PROBLEM TO SOLVE
In the listing below, locate the lines that hold the string "Fourth". Copy those lines.

INPUT FOR THIS TASK
╔══

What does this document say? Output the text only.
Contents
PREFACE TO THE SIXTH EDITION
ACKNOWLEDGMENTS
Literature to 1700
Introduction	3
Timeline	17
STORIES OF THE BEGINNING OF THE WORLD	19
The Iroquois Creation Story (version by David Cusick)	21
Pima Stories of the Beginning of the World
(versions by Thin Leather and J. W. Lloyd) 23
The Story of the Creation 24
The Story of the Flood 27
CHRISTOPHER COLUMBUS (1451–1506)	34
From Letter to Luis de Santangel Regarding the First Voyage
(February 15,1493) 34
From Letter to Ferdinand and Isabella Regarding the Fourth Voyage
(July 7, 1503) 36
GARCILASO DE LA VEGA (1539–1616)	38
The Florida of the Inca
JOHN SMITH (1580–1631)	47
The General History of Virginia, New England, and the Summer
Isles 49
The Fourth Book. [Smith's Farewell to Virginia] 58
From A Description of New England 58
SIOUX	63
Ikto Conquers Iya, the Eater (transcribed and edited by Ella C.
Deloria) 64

╚══
╔══

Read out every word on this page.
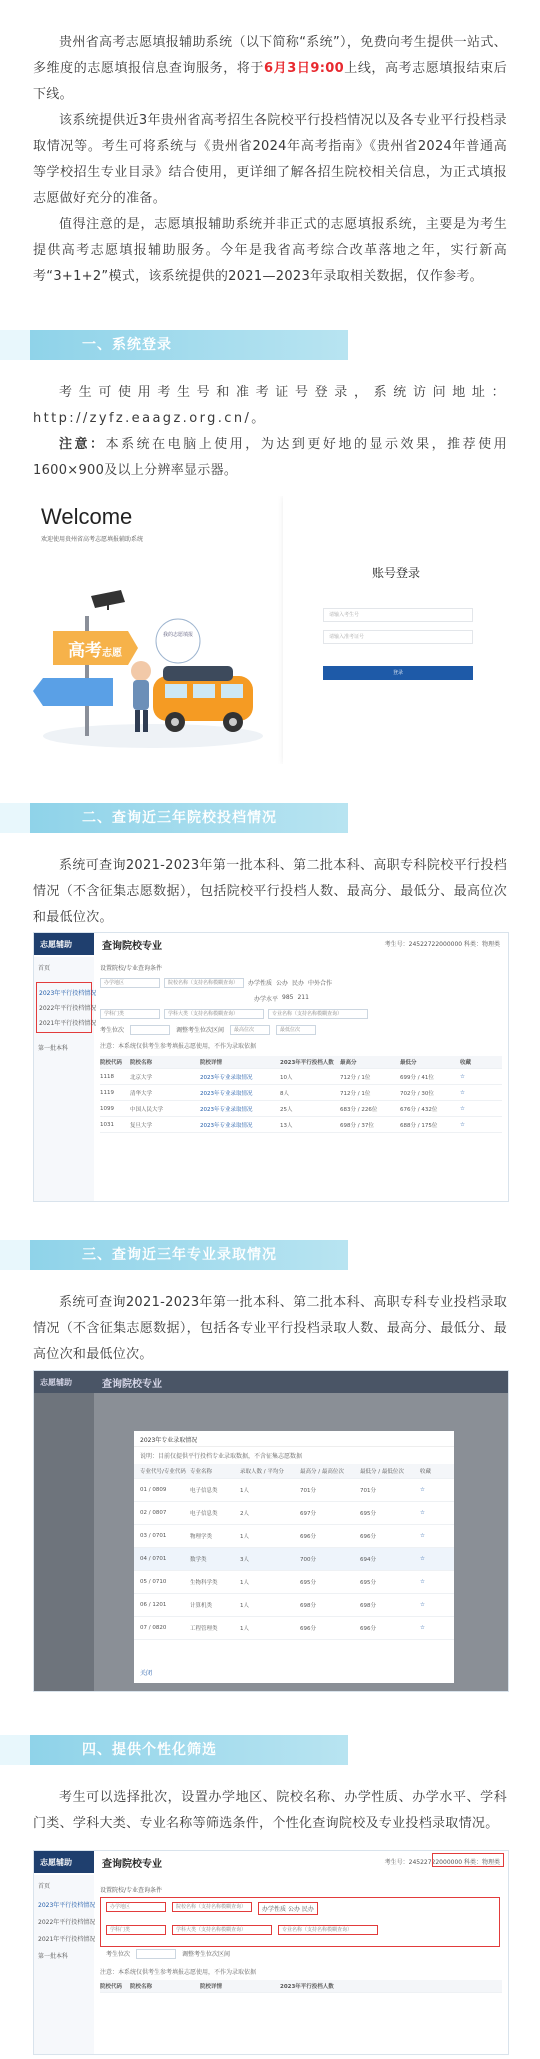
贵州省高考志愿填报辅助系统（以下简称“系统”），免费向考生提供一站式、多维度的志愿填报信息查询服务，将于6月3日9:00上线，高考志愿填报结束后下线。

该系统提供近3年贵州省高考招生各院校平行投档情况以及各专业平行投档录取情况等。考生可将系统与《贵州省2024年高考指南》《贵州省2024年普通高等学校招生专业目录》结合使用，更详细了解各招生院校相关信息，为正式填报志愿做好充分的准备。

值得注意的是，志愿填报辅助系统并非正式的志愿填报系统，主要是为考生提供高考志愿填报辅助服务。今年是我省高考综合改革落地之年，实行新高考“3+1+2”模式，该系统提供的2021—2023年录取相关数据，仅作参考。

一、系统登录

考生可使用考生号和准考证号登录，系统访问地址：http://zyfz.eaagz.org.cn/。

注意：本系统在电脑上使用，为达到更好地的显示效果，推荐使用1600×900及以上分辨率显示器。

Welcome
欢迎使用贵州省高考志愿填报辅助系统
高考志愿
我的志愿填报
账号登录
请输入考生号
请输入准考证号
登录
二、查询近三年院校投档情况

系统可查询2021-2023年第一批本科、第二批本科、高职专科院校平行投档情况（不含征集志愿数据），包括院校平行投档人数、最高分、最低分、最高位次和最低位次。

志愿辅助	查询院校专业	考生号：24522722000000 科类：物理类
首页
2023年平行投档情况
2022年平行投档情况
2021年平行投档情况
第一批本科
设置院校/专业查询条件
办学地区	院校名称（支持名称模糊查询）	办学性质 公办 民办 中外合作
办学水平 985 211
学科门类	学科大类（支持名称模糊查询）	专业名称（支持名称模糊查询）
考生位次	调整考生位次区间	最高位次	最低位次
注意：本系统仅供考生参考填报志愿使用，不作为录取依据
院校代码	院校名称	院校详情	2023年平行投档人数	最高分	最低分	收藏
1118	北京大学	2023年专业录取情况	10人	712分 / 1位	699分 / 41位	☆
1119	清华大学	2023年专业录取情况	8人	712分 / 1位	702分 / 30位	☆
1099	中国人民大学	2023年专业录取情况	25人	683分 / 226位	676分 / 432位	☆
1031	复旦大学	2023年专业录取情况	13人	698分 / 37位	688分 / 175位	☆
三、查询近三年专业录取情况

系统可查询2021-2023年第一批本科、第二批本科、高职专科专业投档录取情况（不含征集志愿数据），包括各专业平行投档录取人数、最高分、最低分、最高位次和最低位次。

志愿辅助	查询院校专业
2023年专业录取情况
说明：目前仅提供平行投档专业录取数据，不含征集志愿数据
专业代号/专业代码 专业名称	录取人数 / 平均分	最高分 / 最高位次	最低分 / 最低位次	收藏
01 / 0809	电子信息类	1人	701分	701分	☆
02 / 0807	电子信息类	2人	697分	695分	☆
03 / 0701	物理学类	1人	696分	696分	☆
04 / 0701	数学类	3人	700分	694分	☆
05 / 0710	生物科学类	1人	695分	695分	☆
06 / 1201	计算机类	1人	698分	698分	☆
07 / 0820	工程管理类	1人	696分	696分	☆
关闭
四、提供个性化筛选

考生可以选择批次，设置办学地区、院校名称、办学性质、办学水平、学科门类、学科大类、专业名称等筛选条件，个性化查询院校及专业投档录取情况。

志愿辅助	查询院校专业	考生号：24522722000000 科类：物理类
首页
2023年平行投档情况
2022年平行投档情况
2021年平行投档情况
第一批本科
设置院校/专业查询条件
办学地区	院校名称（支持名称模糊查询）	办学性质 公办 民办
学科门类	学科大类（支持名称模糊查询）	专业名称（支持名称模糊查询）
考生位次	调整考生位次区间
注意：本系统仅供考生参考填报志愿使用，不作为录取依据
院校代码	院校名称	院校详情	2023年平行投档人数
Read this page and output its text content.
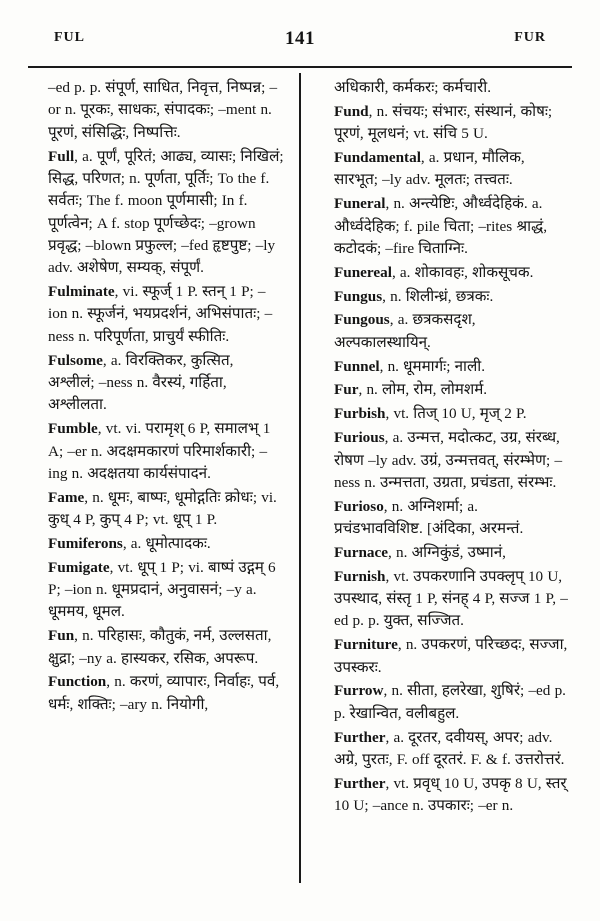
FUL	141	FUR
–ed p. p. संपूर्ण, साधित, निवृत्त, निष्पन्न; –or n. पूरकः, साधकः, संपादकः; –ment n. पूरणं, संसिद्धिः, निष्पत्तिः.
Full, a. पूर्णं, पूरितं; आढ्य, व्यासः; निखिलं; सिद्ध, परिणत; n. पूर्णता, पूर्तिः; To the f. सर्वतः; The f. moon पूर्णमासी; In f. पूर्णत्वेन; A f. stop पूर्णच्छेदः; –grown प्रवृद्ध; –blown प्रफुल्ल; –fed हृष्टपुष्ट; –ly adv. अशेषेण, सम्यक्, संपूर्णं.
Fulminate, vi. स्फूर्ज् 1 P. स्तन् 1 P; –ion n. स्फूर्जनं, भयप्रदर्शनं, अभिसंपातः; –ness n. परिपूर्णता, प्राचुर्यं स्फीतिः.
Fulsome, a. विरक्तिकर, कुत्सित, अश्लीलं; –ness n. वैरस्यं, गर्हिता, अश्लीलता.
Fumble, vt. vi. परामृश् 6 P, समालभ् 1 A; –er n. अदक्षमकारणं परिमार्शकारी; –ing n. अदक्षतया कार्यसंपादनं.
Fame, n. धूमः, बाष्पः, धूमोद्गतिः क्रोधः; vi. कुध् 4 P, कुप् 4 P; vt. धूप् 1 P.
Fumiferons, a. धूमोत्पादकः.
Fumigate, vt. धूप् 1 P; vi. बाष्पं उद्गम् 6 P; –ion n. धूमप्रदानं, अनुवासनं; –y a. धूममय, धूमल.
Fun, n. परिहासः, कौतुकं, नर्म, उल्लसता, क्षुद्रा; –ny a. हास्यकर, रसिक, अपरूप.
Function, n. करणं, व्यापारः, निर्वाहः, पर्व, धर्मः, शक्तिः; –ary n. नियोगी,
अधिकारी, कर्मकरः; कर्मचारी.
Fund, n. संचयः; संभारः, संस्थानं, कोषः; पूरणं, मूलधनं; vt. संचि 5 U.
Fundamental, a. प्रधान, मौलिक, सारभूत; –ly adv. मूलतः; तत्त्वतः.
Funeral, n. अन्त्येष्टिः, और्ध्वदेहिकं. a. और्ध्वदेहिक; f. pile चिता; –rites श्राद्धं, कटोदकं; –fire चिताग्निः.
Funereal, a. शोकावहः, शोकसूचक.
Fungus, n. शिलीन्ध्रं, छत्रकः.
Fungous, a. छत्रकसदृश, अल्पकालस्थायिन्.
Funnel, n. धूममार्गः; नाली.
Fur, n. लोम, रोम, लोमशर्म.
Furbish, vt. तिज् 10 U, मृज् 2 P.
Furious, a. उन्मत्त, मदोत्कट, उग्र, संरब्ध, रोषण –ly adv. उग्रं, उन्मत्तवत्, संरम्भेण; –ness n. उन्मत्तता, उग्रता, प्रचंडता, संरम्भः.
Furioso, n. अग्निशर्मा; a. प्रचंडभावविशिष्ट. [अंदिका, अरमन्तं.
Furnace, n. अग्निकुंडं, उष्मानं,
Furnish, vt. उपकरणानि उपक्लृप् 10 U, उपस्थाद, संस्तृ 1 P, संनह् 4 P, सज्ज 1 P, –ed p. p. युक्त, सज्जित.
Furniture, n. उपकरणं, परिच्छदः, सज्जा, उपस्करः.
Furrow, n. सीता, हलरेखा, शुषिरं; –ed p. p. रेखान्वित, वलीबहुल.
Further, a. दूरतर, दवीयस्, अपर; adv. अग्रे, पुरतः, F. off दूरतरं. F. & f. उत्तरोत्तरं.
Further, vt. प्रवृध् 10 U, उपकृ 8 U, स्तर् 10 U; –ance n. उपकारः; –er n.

╚══

RESULT OF THE TASK
From Letter to Ferdinand and Isabella Regarding the Fourth Voyage
The Fourth Book. [Smith's Farewell to Virginia] 58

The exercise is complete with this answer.